- _THE REQUEST_
Show every line containing "органа" by copying it.

- _MATERIALS PROVIDED_
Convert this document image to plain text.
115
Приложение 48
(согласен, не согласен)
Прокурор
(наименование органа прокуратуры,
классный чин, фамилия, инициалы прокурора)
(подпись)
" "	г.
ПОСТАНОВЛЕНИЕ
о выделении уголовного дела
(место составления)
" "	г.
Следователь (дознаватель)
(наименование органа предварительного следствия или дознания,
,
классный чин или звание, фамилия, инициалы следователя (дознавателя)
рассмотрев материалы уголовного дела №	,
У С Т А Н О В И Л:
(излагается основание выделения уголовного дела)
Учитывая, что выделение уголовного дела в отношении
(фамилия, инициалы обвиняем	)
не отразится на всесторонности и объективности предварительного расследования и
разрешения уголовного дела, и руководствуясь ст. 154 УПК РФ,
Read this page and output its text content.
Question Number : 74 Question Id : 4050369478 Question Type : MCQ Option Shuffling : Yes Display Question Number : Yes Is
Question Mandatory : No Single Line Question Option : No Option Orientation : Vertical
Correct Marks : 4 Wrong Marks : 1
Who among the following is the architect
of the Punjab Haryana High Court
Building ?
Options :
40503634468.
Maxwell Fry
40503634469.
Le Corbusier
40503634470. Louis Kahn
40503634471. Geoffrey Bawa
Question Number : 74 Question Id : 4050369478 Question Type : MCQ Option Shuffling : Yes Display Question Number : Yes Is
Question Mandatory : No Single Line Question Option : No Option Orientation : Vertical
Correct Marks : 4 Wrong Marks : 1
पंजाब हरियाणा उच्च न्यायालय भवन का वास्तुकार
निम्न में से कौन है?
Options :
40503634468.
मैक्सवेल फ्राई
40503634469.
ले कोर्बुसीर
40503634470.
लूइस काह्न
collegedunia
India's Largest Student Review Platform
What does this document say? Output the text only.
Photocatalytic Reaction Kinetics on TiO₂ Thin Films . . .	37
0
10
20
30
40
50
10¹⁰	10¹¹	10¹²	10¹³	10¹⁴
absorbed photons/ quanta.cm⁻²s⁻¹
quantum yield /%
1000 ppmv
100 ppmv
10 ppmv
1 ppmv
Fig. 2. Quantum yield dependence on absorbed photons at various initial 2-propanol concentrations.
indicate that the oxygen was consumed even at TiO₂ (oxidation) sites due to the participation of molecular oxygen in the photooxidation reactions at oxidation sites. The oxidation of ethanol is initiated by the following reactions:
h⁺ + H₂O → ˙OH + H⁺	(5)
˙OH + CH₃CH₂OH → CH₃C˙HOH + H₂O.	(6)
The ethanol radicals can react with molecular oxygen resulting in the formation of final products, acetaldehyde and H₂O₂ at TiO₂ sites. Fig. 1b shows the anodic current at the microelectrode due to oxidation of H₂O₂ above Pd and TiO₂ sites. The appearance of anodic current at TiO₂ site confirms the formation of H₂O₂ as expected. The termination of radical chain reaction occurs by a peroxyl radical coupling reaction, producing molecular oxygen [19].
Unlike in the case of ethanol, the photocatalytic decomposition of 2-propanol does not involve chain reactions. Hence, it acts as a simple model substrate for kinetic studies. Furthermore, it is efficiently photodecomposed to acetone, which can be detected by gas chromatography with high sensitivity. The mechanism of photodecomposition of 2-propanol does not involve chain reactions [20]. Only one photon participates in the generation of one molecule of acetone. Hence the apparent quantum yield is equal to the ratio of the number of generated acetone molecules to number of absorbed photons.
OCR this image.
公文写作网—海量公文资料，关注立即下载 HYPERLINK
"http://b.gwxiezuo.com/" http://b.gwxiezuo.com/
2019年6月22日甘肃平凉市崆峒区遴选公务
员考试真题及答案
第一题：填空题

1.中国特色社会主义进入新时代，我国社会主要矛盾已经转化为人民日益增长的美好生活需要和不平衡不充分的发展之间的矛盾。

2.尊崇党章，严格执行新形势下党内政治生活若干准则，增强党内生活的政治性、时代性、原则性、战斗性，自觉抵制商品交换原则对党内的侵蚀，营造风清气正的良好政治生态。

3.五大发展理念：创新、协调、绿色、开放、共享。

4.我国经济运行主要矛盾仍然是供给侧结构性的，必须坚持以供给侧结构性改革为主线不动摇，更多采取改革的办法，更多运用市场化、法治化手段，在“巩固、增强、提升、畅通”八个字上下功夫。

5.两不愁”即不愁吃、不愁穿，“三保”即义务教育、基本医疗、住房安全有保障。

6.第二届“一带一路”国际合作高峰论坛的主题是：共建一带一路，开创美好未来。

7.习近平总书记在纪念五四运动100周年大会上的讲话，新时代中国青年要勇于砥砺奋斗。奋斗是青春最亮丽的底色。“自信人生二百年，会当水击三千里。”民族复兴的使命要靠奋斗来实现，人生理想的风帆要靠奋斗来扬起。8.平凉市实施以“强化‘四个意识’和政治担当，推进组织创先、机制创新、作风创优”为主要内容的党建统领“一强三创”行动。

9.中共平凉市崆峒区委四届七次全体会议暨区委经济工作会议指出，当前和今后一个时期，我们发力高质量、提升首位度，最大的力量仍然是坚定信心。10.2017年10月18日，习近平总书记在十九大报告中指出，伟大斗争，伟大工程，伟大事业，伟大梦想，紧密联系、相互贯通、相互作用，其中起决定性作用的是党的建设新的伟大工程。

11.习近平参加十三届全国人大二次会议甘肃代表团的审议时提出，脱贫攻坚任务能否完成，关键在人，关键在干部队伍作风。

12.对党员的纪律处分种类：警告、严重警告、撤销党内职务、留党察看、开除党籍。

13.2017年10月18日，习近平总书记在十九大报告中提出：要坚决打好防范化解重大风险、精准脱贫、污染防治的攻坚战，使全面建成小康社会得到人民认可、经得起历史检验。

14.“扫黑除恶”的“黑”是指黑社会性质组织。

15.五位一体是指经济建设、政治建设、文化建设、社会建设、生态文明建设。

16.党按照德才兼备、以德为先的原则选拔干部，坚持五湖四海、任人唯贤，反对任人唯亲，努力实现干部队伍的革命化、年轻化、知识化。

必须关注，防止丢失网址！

- _WORKED ANSWER_
(наименование органа прокуратуры,
(наименование органа предварительного следствия или дознания,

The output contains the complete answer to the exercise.